• What you have to do:
Give the number of lines in the entries that contain "Alois". State only the count.

• Dataset records:
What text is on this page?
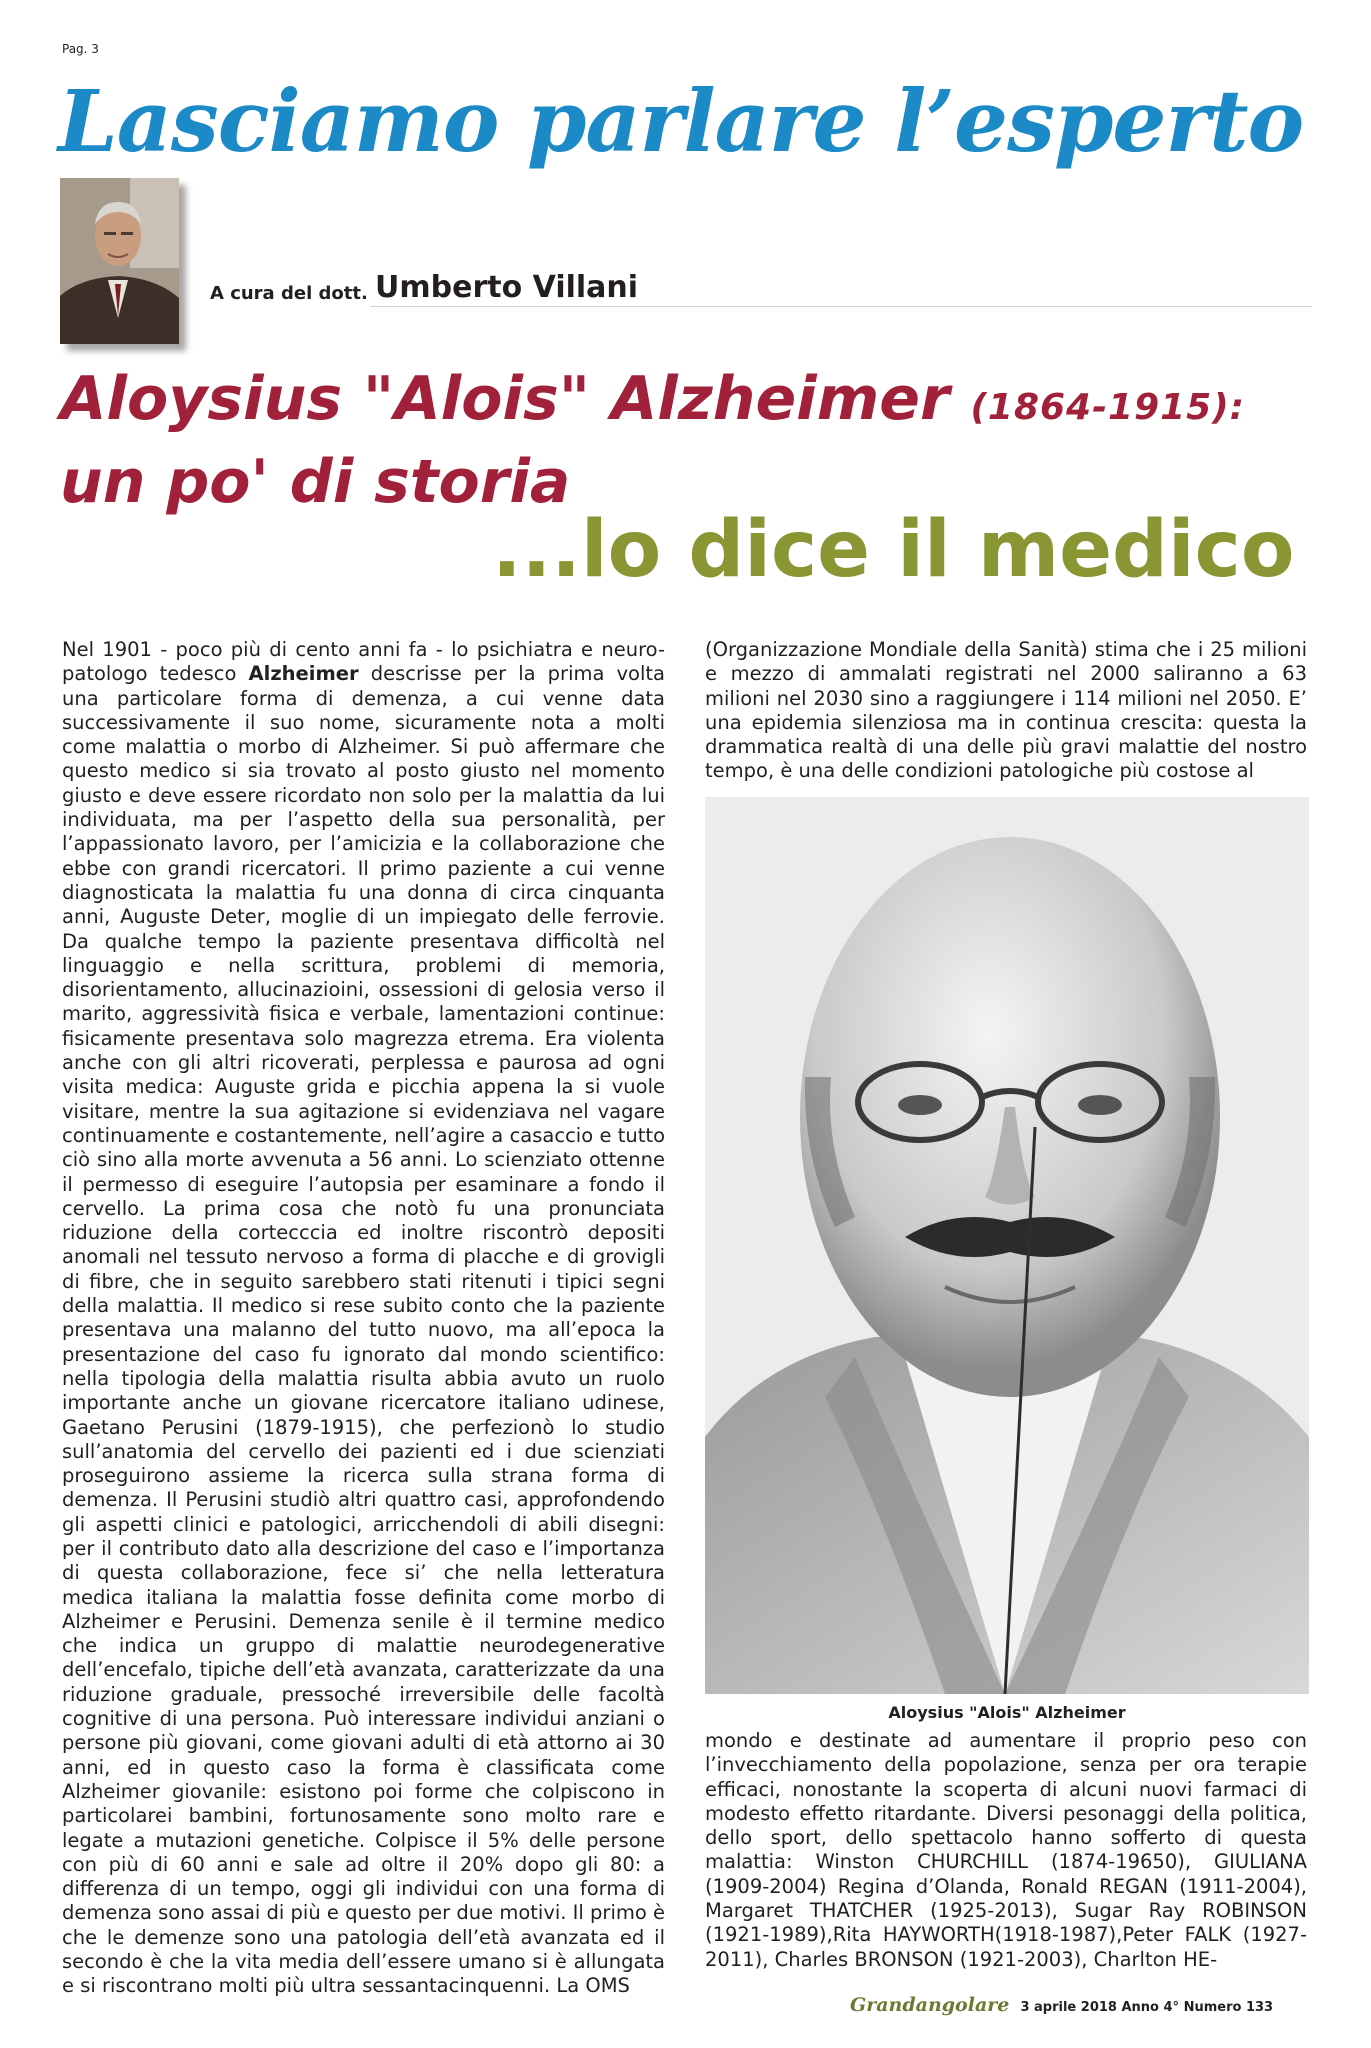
Pag. 3
Lasciamo parlare l’esperto
A cura del dott. Umberto Villani
Aloysius "Alois" Alzheimer (1864-1915):
un po' di storia
...lo dice il medico

Nel 1901 - poco più di cento anni fa - lo psichiatra e neuro-patologo tedesco Alzheimer descrisse per la prima volta una particolare forma di demenza, a cui venne data successivamente il suo nome, sicuramente nota a molti come malattia o morbo di Alzheimer. Si può affermare che questo medico si sia trovato al posto giusto nel momento giusto e deve essere ricordato non solo per la malattia da lui individuata, ma per l’aspetto della sua personalità, per l’appassionato lavoro, per l’amicizia e la collaborazione che ebbe con grandi ricercatori. Il primo paziente a cui venne diagnosticata la malattia fu una donna di circa cinquanta anni, Auguste Deter, moglie di un impiegato delle ferrovie. Da qualche tempo la paziente presentava difficoltà nel linguaggio e nella scrittura, problemi di memoria, disorientamento, allucinazioini, ossessioni di gelosia verso il marito, aggressività fisica e verbale, lamentazioni continue: fisicamente presentava solo magrezza etrema. Era violenta anche con gli altri ricoverati, perplessa e paurosa ad ogni visita medica: Auguste grida e picchia appena la si vuole visitare, mentre la sua agitazione si evidenziava nel vagare continuamente e costantemente, nell’agire a casaccio e tutto ciò sino alla morte avvenuta a 56 anni. Lo scienziato ottenne il permesso di eseguire l’autopsia per esaminare a fondo il cervello. La prima cosa che notò fu una pronunciata riduzione della cortecccia ed inoltre riscontrò depositi anomali nel tessuto nervoso a forma di placche e di grovigli di fibre, che in seguito sarebbero stati ritenuti i tipici segni della malattia. Il medico si rese subito conto che la paziente presentava una malanno del tutto nuovo, ma all’epoca la presentazione del caso fu ignorato dal mondo scientifico: nella tipologia della malattia risulta abbia avuto un ruolo importante anche un giovane ricercatore italiano udinese, Gaetano Perusini (1879-1915), che perfezionò lo studio sull’anatomia del cervello dei pazienti ed i due scienziati proseguirono assieme la ricerca sulla strana forma di demenza. Il Perusini studiò altri quattro casi, approfondendo gli aspetti clinici e patologici, arricchendoli di abili disegni: per il contributo dato alla descrizione del caso e l’importanza di questa collaborazione, fece si’ che nella letteratura medica italiana la malattia fosse definita come morbo di Alzheimer e Perusini. Demenza senile è il termine medico che indica un gruppo di malattie neurodegenerative dell’encefalo, tipiche dell’età avanzata, caratterizzate da una riduzione graduale, pressoché irreversibile delle facoltà cognitive di una persona. Può interessare individui anziani o persone più giovani, come giovani adulti di età attorno ai 30 anni, ed in questo caso la forma è classificata come Alzheimer giovanile: esistono poi forme che colpiscono in particolarei bambini, fortunosamente sono molto rare e legate a mutazioni genetiche. Colpisce il 5% delle persone con più di 60 anni e sale ad oltre il 20% dopo gli 80: a differenza di un tempo, oggi gli individui con una forma di demenza sono assai di più e questo per due motivi. Il primo è che le demenze sono una patologia dell’età avanzata ed il secondo è che la vita media dell’essere umano si è allungata e si riscontrano molti più ultra sessantacinquenni. La OMS

(Organizzazione Mondiale della Sanità) stima che i 25 milioni e mezzo di ammalati registrati nel 2000 saliranno a 63 milioni nel 2030 sino a raggiungere i 114 milioni nel 2050. E’ una epidemia silenziosa ma in continua crescita: questa la drammatica realtà di una delle più gravi malattie del nostro tempo, è una delle condizioni patologiche più costose al

Aloysius "Alois" Alzheimer

mondo e destinate ad aumentare il proprio peso con l’invecchiamento della popolazione, senza per ora terapie efficaci, nonostante la scoperta di alcuni nuovi farmaci di modesto effetto ritardante. Diversi pesonaggi della politica, dello sport, dello spettacolo hanno sofferto di questa malattia: Winston CHURCHILL (1874-19650), GIULIANA (1909-2004) Regina d’Olanda, Ronald REGAN (1911-2004), Margaret THATCHER (1925-2013), Sugar Ray ROBINSON (1921-1989),Rita HAYWORTH(1918-1987),Peter FALK (1927-2011), Charles BRONSON (1921-2003), Charlton HE-

Grandangolare 3 aprile 2018 Anno 4° Numero 133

• Output for this task:
2